** REQUEST **
Skip the images and copy each record exactly as written.

** SOURCE RECORDS **
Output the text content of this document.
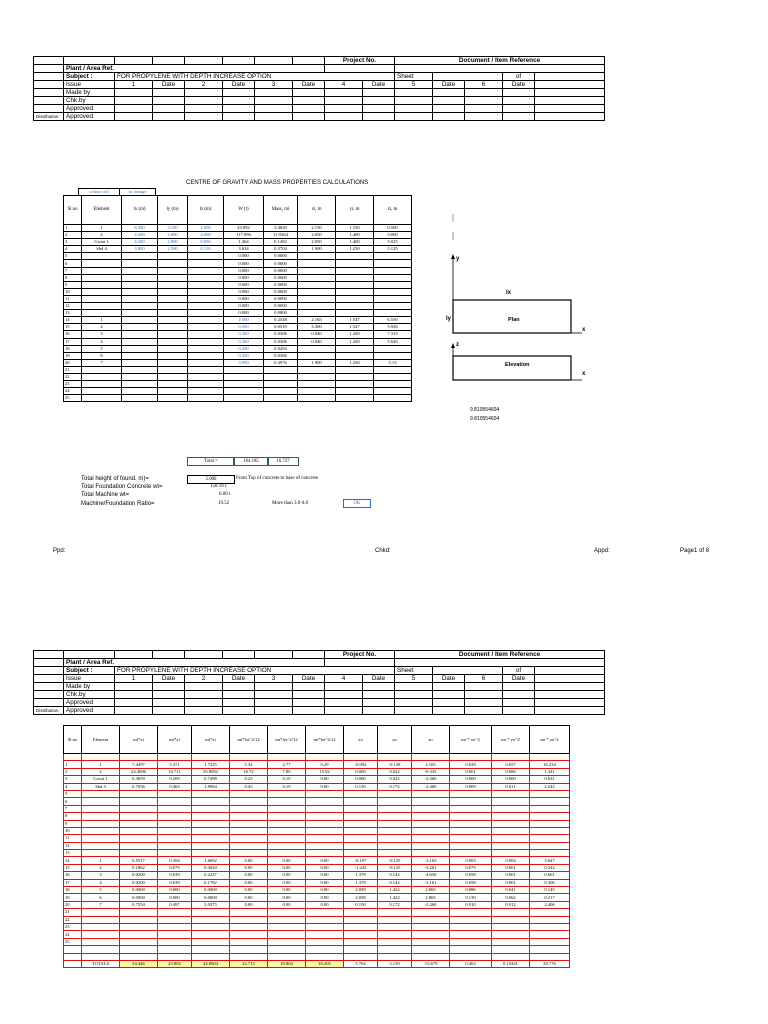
								Project No.		Document / Item Reference				
	Plant / Area Ref.													
	Subject :	FOR PROPYLENE WITH DEPTH INCREASE OPTION								Sheet			of	
	Issue	1	Date	2	Date	3	Date	4	Date	5	Date	6	Date	
	Made by													
	Chk.by													
	Approved													
Distribution	Approved													
CENTRE OF GRAVITY AND MASS PROPERTIES CALCULATIONS
colour cell	to change
Sl.no	Element	lx (m)	ly (m)	lz (m)	W (t)	Mass, mi	xi, m	yi, m	zi, m
1	1	6.300	3.100	1.000	33.992	3.4650	2.150	1.550	0.500
2	2	4.300	2.800	4.000	117.096	11.9364	2.050	1.400	3.000
3	Grout 1	4.300	2.800	0.050	1.464	0.1492	2.050	1.400	5.025
4	Skd 4	3.800	2.500	0.150	3.634	0.3704	1.900	1.250	5.125
5					0.000	0.0000			
6					0.000	0.0000			
7					0.000	0.0000			
8					0.000	0.0000			
9					0.000	0.0000			
10					0.000	0.0000			
11					0.000	0.0000			
12					0.000	0.0000			
13					0.000	0.0000			
14	1				2.500	0.2548	2.165	1.547	6.550
15	2				0.500	0.0510	3.300	1.547	5.926
16	3				0.300	0.0306	0.840	1.260	7.315
17	4				0.300	0.0306	0.840	1.260	5.626
18	5				0.200	0.0204			
19	6				0.300	0.0306			
20	7				3.900	0.3976	1.900	1.250	5.13
21									
22									
23									
24									
25									
Total =	164.185	16.737
Total height of found. m)=	5.000	From Top of concrete to base of concrete
Total Foundation Concrete wt=	158.16 t
Total Machine wt=	6.00 t
Machine/Foundation Ratio=	19.52	More than 3.0-4.0	OK
y
lx
ly	Plan
x
z
Elevation
x
9.810554604
9.810554604
Ppd:	Chkd:	Appd:	Page1 of 8
								Project No.		Document / Item Reference				
	Plant / Area Ref.													
	Subject :	FOR PROPYLENE WITH DEPTH INCREASE OPTION								Sheet			of	
	Issue	1	Date	2	Date	3	Date	4	Date	5	Date	6	Date	
	Made by													
	Chk.by													
	Approved													
Distribution	Approved													
Sl.no	Element	mi*xi	mi*yi	mi*zi	mi*lxi^2/12	mi*lyi^2/12	mi*lzi^2/12	xo	yo	zo	mi * xo^2	mi * yo^2	mi * zo^2

1	1	7.4497	5.371	1.7325	5.34	2.77	0.29	-0.092	-0.128	2.165	0.029	0.057	16.234
2	2	24.4696	16.711	35.8092	16.72	7.80	15.92	0.006	0.022	-0.335	0.001	0.006	1.341
3	Grout 1	0.3059	0.209	0.7498	0.23	0.10	0.00	0.006	0.022	-2.360	0.000	0.000	0.631
4	Skd 4	0.7036	0.463	1.8984	0.45	0.19	0.00	0.150	0.172	-2.460	0.009	0.011	2.242
5													
6													
7													
8													
9													
10													
11													
12													
13													
14	1	0.5517	0.394	1.6692	0.00	0.00	0.00	-0.107	-0.125	-3.165	0.003	0.004	3.647
15	2	0.1862	0.079	0.3020	0.00	0.00	0.00	-1.242	-0.125	-3.261	0.079	0.001	0.542
16	3	0.0200	0.039	0.2237	0.00	0.00	0.00	1.378	0.142	-4.650	0.058	0.001	0.661
17	4	0.0200	0.039	0.1782	0.00	0.00	0.00	1.378	0.142	-3.161	0.058	0.001	0.306
18	5	0.0000	0.000	0.0000	0.00	0.00	0.00	2.058	1.422	2.865	0.086	0.041	0.145
19	6	0.0000	0.000	0.0000	0.00	0.00	0.00	2.058	1.422	2.865	0.130	0.062	0.217
20	7	0.7554	0.497	2.0375	0.00	0.00	0.00	0.150	0.172	-2.460	0.010	0.012	2.406
21													
22													
23													
24													
25													

	TOTALS	34.446	23.802	44.8004	22.715	10.864	16.205	5.764	3.139	-15.679	0.463	0.19441	28.776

** SOLUTION TO THIS TASK **
Output the text content of this document.
								Project No.		Document / Item Reference				
	Plant / Area Ref.													
	Subject :	FOR PROPYLENE WITH DEPTH INCREASE OPTION								Sheet			of	
	Issue	1	Date	2	Date	3	Date	4	Date	5	Date	6	Date	
	Made by													
	Chk.by													
	Approved													
Distribution	Approved													
CENTRE OF GRAVITY AND MASS PROPERTIES CALCULATIONS
colour cell	to change
Sl.no	Element	lx (m)	ly (m)	lz (m)	W (t)	Mass, mi	xi, m	yi, m	zi, m
1	1	6.300	3.100	1.000	33.992	3.4650	2.150	1.550	0.500
2	2	4.300	2.800	4.000	117.096	11.9364	2.050	1.400	3.000
3	Grout 1	4.300	2.800	0.050	1.464	0.1492	2.050	1.400	5.025
4	Skd 4	3.800	2.500	0.150	3.634	0.3704	1.900	1.250	5.125
5					0.000	0.0000			
6					0.000	0.0000			
7					0.000	0.0000			
8					0.000	0.0000			
9					0.000	0.0000			
10					0.000	0.0000			
11					0.000	0.0000			
12					0.000	0.0000			
13					0.000	0.0000			
14	1				2.500	0.2548	2.165	1.547	6.550
15	2				0.500	0.0510	3.300	1.547	5.926
16	3				0.300	0.0306	0.840	1.260	7.315
17	4				0.300	0.0306	0.840	1.260	5.626
18	5				0.200	0.0204			
19	6				0.300	0.0306			
20	7				3.900	0.3976	1.900	1.250	5.13
21									
22									
23									
24									
25									
Total =	164.185	16.737
Total height of found. m)=	5.000	From Top of concrete to base of concrete
Total Foundation Concrete wt=	158.16 t
Total Machine wt=	6.00 t
Machine/Foundation Ratio=	19.52	More than 3.0-4.0	OK
y
lx
ly	Plan
x
z
Elevation
x
9.810554604
9.810554604
Ppd:	Chkd:	Appd:	Page1 of 8
								Project No.		Document / Item Reference				
	Plant / Area Ref.													
	Subject :	FOR PROPYLENE WITH DEPTH INCREASE OPTION								Sheet			of	
	Issue	1	Date	2	Date	3	Date	4	Date	5	Date	6	Date	
	Made by													
	Chk.by													
	Approved													
Distribution	Approved													
Sl.no	Element	mi*xi	mi*yi	mi*zi	mi*lxi^2/12	mi*lyi^2/12	mi*lzi^2/12	xo	yo	zo	mi * xo^2	mi * yo^2	mi * zo^2

1	1	7.4497	5.371	1.7325	5.34	2.77	0.29	-0.092	-0.128	2.165	0.029	0.057	16.234
2	2	24.4696	16.711	35.8092	16.72	7.80	15.92	0.006	0.022	-0.335	0.001	0.006	1.341
3	Grout 1	0.3059	0.209	0.7498	0.23	0.10	0.00	0.006	0.022	-2.360	0.000	0.000	0.631
4	Skd 4	0.7036	0.463	1.8984	0.45	0.19	0.00	0.150	0.172	-2.460	0.009	0.011	2.242
5													
6													
7													
8													
9													
10													
11													
12													
13													
14	1	0.5517	0.394	1.6692	0.00	0.00	0.00	-0.107	-0.125	-3.165	0.003	0.004	3.647
15	2	0.1862	0.079	0.3020	0.00	0.00	0.00	-1.242	-0.125	-3.261	0.079	0.001	0.542
16	3	0.0200	0.039	0.2237	0.00	0.00	0.00	1.378	0.142	-4.650	0.058	0.001	0.661
17	4	0.0200	0.039	0.1782	0.00	0.00	0.00	1.378	0.142	-3.161	0.058	0.001	0.306
18	5	0.0000	0.000	0.0000	0.00	0.00	0.00	2.058	1.422	2.865	0.086	0.041	0.145
19	6	0.0000	0.000	0.0000	0.00	0.00	0.00	2.058	1.422	2.865	0.130	0.062	0.217
20	7	0.7554	0.497	2.0375	0.00	0.00	0.00	0.150	0.172	-2.460	0.010	0.012	2.406
21													
22													
23													
24													
25													

	TOTALS	34.446	23.802	44.8004	22.715	10.864	16.205	5.764	3.139	-15.679	0.463	0.19441	28.776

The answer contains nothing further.